Look for the string "plain" in the lines and copy each line that has it.

Saved data entries
-=-=-=-=-

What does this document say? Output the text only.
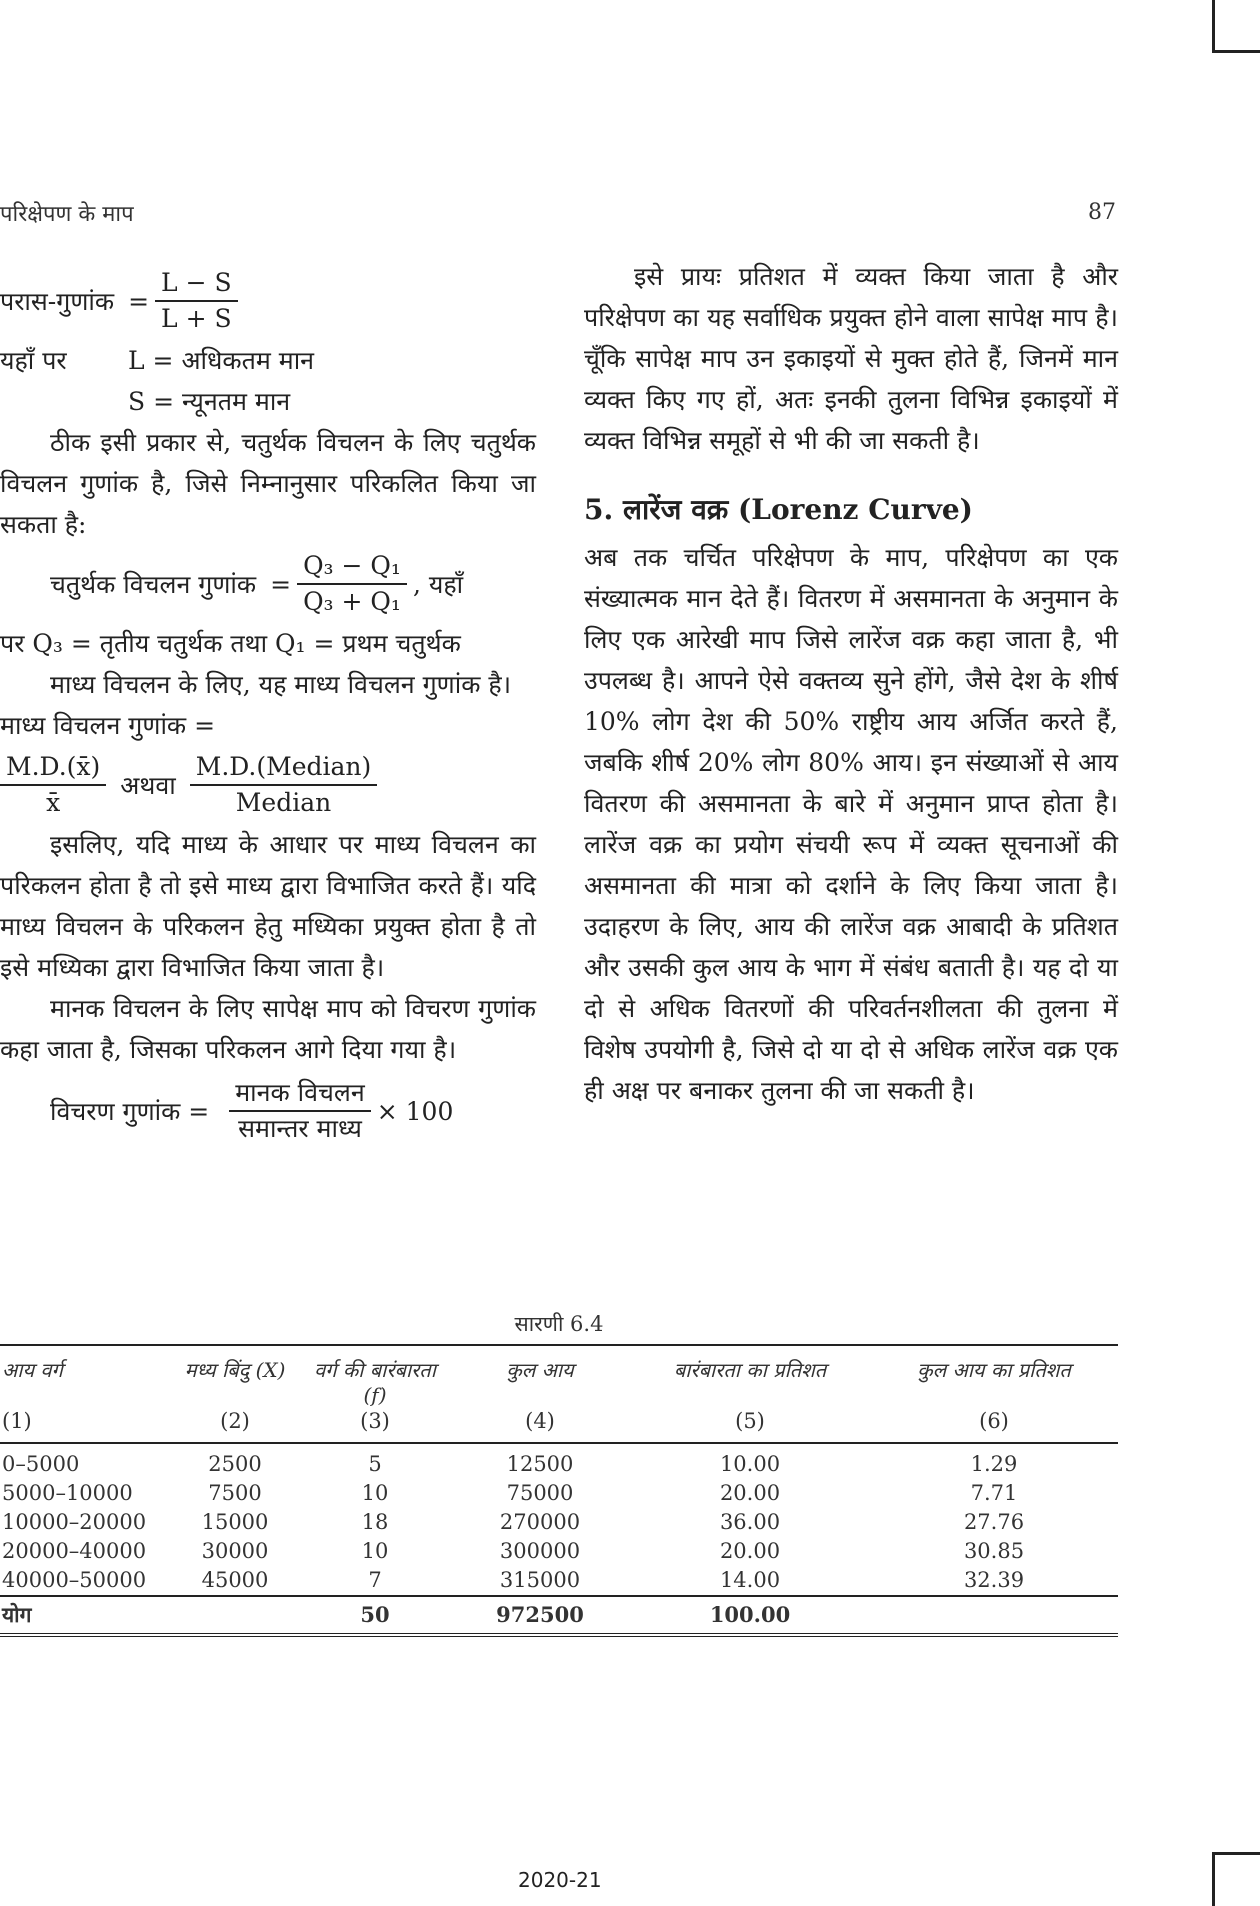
परिक्षेपण के माप	87
परास-गुणांक = $\frac{L - S}{L + S}$
यहाँ पर	L = अधिकतम मान
S = न्यूनतम मान

ठीक इसी प्रकार से, चतुर्थक विचलन के लिए चतुर्थक विचलन गुणांक है, जिसे निम्नानुसार परिकलित किया जा सकता है:

चतुर्थक विचलन गुणांक = $\frac{\text{Q₃ − Q₁}}{\text{Q₃ + Q₁}}$ , यहाँ

पर Q₃ = तृतीय चतुर्थक तथा Q₁ = प्रथम चतुर्थक

माध्य विचलन के लिए, यह माध्य विचलन गुणांक है।

माध्य विचलन गुणांक =

$\frac{M.D.(x̄)}{x̄}$ अथवा $\frac{\text{M.D.(Median)}}{\text{Median}}$

इसलिए, यदि माध्य के आधार पर माध्य विचलन का परिकलन होता है तो इसे माध्य द्वारा विभाजित करते हैं। यदि माध्य विचलन के परिकलन हेतु मध्यिका प्रयुक्त होता है तो इसे मध्यिका द्वारा विभाजित किया जाता है।

मानक विचलन के लिए सापेक्ष माप को विचरण गुणांक कहा जाता है, जिसका परिकलन आगे दिया गया है।

विचरण गुणांक = $\frac{\text{मानक विचलन}}{\text{समान्तर माध्य}} \times 100$

इसे प्रायः प्रतिशत में व्यक्त किया जाता है और परिक्षेपण का यह सर्वाधिक प्रयुक्त होने वाला सापेक्ष माप है। चूँकि सापेक्ष माप उन इकाइयों से मुक्त होते हैं, जिनमें मान व्यक्त किए गए हों, अतः इनकी तुलना विभिन्न इकाइयों में व्यक्त विभिन्न समूहों से भी की जा सकती है।

5. लारेंज वक्र (Lorenz Curve)

अब तक चर्चित परिक्षेपण के माप, परिक्षेपण का एक संख्यात्मक मान देते हैं। वितरण में असमानता के अनुमान के लिए एक आरेखी माप जिसे लारेंज वक्र कहा जाता है, भी उपलब्ध है। आपने ऐसे वक्तव्य सुने होंगे, जैसे देश के शीर्ष 10% लोग देश की 50% राष्ट्रीय आय अर्जित करते हैं, जबकि शीर्ष 20% लोग 80% आय। इन संख्याओं से आय वितरण की असमानता के बारे में अनुमान प्राप्त होता है। लारेंज वक्र का प्रयोग संचयी रूप में व्यक्त सूचनाओं की असमानता की मात्रा को दर्शाने के लिए किया जाता है। उदाहरण के लिए, आय की लारेंज वक्र आबादी के प्रतिशत और उसकी कुल आय के भाग में संबंध बताती है। यह दो या दो से अधिक वितरणों की परिवर्तनशीलता की तुलना में विशेष उपयोगी है, जिसे दो या दो से अधिक लारेंज वक्र एक ही अक्ष पर बनाकर तुलना की जा सकती है।

सारणी 6.4
आय वर्ग	मध्य बिंदु (X)	वर्ग की बारंबारता (f)	कुल आय	बारंबारता का प्रतिशत	कुल आय का प्रतिशत
(1)	(2)	(3)	(4)	(5)	(6)
0–5000	2500	5	12500	10.00	1.29
5000–10000	7500	10	75000	20.00	7.71
10000–20000	15000	18	270000	36.00	27.76
20000–40000	30000	10	300000	20.00	30.85
40000–50000	45000	7	315000	14.00	32.39
योग		50	972500	100.00	
2020-21
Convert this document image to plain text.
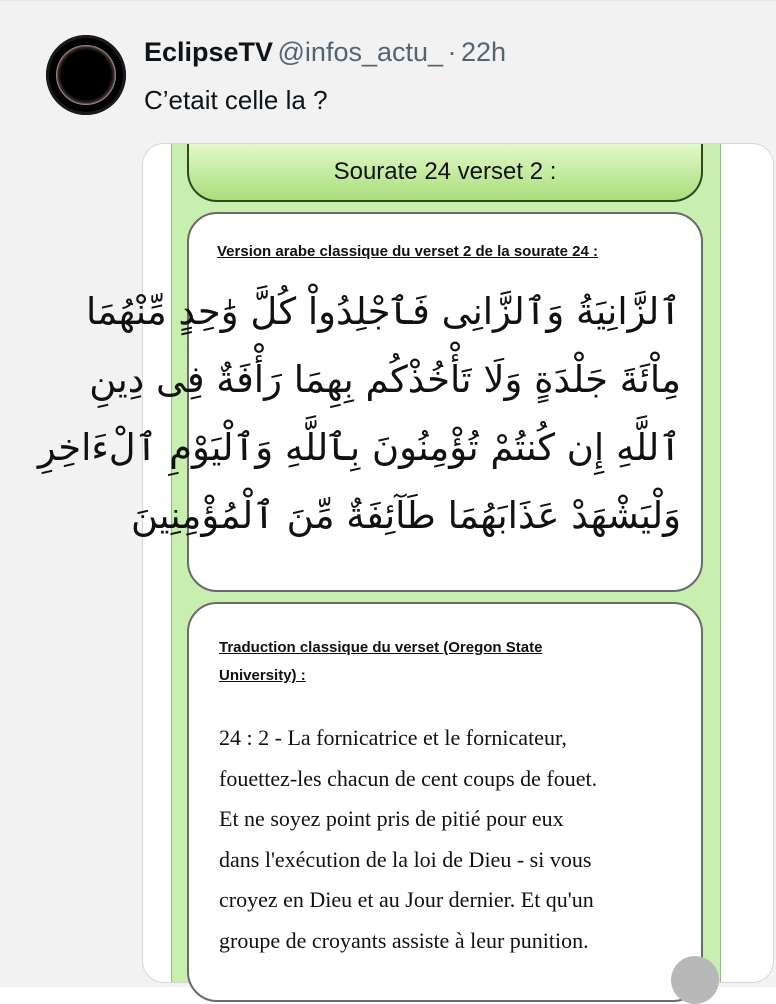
EclipseTV @infos_actu_ · 22h
C’etait celle la ?
Sourate 24 verset 2 :
Version arabe classique du verset 2 de la sourate 24 :
ٱلزَّانِيَةُ وَٱلزَّانِى فَٱجْلِدُواْ كُلَّ وَٰحِدٍ مِّنْهُمَا
مِاْئَةَ جَلْدَةٍ وَلَا تَأْخُذْكُم بِهِمَا رَأْفَةٌ فِى دِينِ
ٱللَّهِ إِن كُنتُمْ تُؤْمِنُونَ بِٱللَّهِ وَٱلْيَوْمِ ٱلْءَاخِرِ
وَلْيَشْهَدْ عَذَابَهُمَا طَآئِفَةٌ مِّنَ ٱلْمُؤْمِنِينَ
Traduction classique du verset (Oregon State
University) :
24 : 2 - La fornicatrice et le fornicateur,
fouettez-les chacun de cent coups de fouet.
Et ne soyez point pris de pitié pour eux
dans l'exécution de la loi de Dieu - si vous
croyez en Dieu et au Jour dernier. Et qu'un
groupe de croyants assiste à leur punition.
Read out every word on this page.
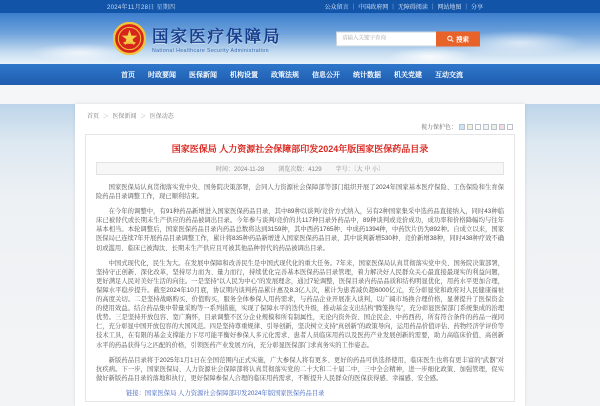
2024年11月28日 星期四	公众留言 | 中国政府网 | 无障碍阅读 | 网站地图 | 分享
国家医疗保障局
National Healthcare Security Administration
请输入关键字查询
搜索
首页 时政要闻 医保新闻 机构设置 政策法规 信息公开 统计数据 机关党建 互动交流
首页 ＞ 医保新闻 ＞ 医保动态
视力保护色：
国家医保局 人力资源社会保障部印发2024年版国家医保药品目录
时间：2024-11-28 浏览次数：4129 字号：〔大 中 小〕

国家医保局认真贯彻落实党中央、国务院决策部署，会同人力资源社会保障部等部门组织开展了2024年国家基本医疗保险、工伤保险和生育保险药品目录调整工作，现已顺利结束。

在今年的调整中，有91种药品新增进入国家医保药品目录，其中89种以谈判/竞价方式纳入，另有2种国家集采中选药品直接纳入，同时43种临床已被替代或长期未生产供应的药品被调出目录。今年参与谈判/竞价的共117种目录外药品中，89种谈判或竞价成功，成功率和价格降幅均与往年基本相当。本轮调整后，国家医保药品目录内药品总数将达到3159种，其中西药1765种、中成药1394种，中药饮片仍为892种。自成立以来，国家医保局已连续7年开展药品目录调整工作，累计将835种药品新增进入国家医保药品目录，其中谈判新增530种、竞价新增38种，同时438种疗效不确切或滥用、临床已被淘汰、长期未生产供应且可被其他品种替代的药品被调出目录。

中国式现代化，民生为大。在发展中保障和改善民生是中国式现代化的重大任务。7年来，国家医保局认真贯彻落实党中央、国务院决策部署，坚持守正创新、深化改革，坚持尽力而为、量力而行，持续优化完善基本医保药品目录管理，着力解决好人民群众关心最直接最现实的利益问题，更好满足人民对美好生活的向往。一是坚持“以人民为中心”的发展理念，通过7轮调整，医保目录内药品品质和结构明显优化，用药水平更加合理，保障水平稳步提升。截至2024年10月底，协议期内谈判药品累计惠及8.3亿人次，累计为患者减负超6000亿元，充分彰显党和政府对人民健康福祉的高度关切。二是坚持战略购买、价值购买，服务全体参保人用药需求，与药品企业开展准入谈判，以广阔市场换合理价格，显著提升了医保资金的使用效益。结合药品集中带量采购等一系列措施，实现了保障水平的迭代升级，推动基金支出结构“腾笼换鸟”，充分彰显医保部门系统集成的治理优势。三是坚持开放包容、宽广胸怀，目录调整不区分企业规模和所有制属性，无论内资外资、国企民企、中药西药，所有符合条件的药品一视同仁，充分彰显中国开放包容的大国风范。四是坚持尊重规律、引导创新，坚决树立支持“真创新”的政策导向，运用药品价值评估、药物经济学评价等技术工具，在有限的基金支撑能力下尽可能平衡好参保人多元化需求、患者人员临床用药以及医药产业发展创新的需要，助力高临床价值、高创新水平的药品获得与之匹配的价格，引领医药产业发展方向，充分彰显医保部门求真务实的工作姿态。

新版药品目录将于2025年1月1日在全国范围内正式实施，广大参保人将有更多、更好的药品可供选择使用，临床医生也将有更丰富的“武器”对抗疾病。下一步，国家医保局、人力资源社会保障部将认真贯彻落实党的二十大和二十届二中、三中全会精神，进一步细化政策、加强管理，促实做好新版药品目录的落地和执行，更好保障参保人合理的临床用药需求，不断提升人民群众的医保获得感、幸福感、安全感。

链接：国家医保局 人力资源社会保障部印发2024年版国家医保药品目录
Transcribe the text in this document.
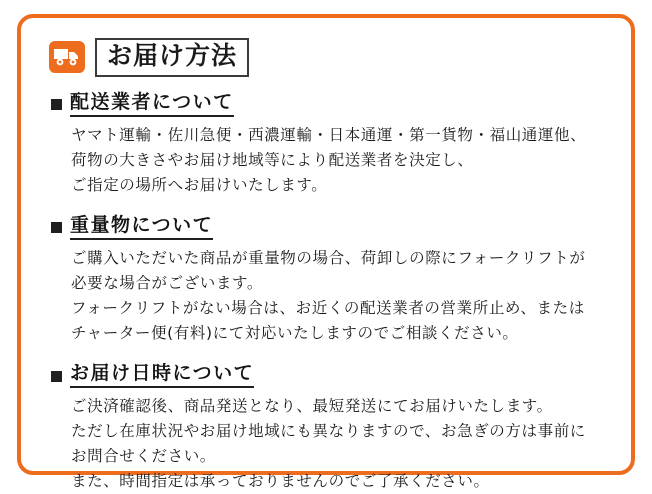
お届け方法
配送業者について
ヤマト運輸・佐川急便・西濃運輸・日本通運・第一貨物・福山通運他、
荷物の大きさやお届け地域等により配送業者を決定し、
ご指定の場所へお届けいたします。
重量物について
ご購入いただいた商品が重量物の場合、荷卸しの際にフォークリフトが
必要な場合がございます。
フォークリフトがない場合は、お近くの配送業者の営業所止め、または
チャーター便(有料)にて対応いたしますのでご相談ください。
お届け日時について
ご決済確認後、商品発送となり、最短発送にてお届けいたします。
ただし在庫状況やお届け地域にも異なりますので、お急ぎの方は事前に
お問合せください。
また、時間指定は承っておりませんのでご了承ください。
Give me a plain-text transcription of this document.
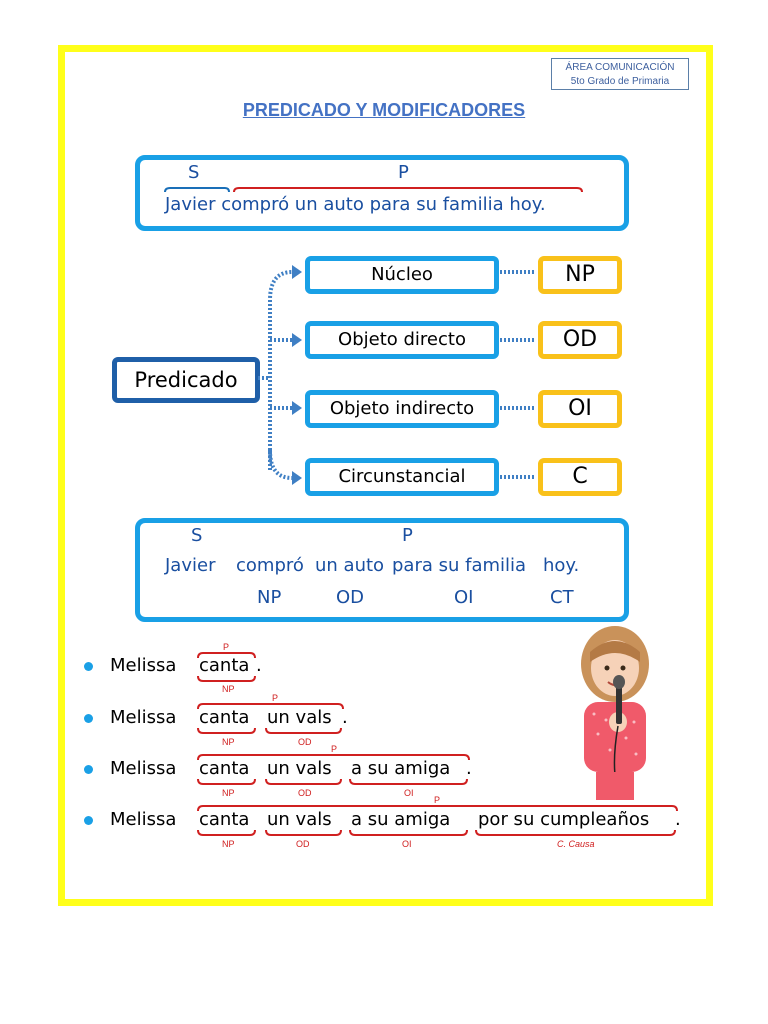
ÁREA COMUNICACIÓN
5to Grado de Primaria
PREDICADO Y MODIFICADORES
S	P
Javier compró un auto para su familia hoy.
Predicado
Núcleo
Objeto directo
Objeto indirecto
Circunstancial
NP
OD
OI
C
S	P
Javier compró un auto para su familia hoy.
NP	OD	OI	CT
Melissa canta .
P
NP
Melissa canta un vals .
P
NP	OD
Melissa canta un vals a su amiga .
P
NP	OD	OI
Melissa canta un vals a su amiga por su cumpleaños .
P
NP	OD	OI	C. Causa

-=-=-=-=-

ANSWER FOR THIS EXERCISE.
Convert this document image to plain text.
Give me a plain-text transcription of this document.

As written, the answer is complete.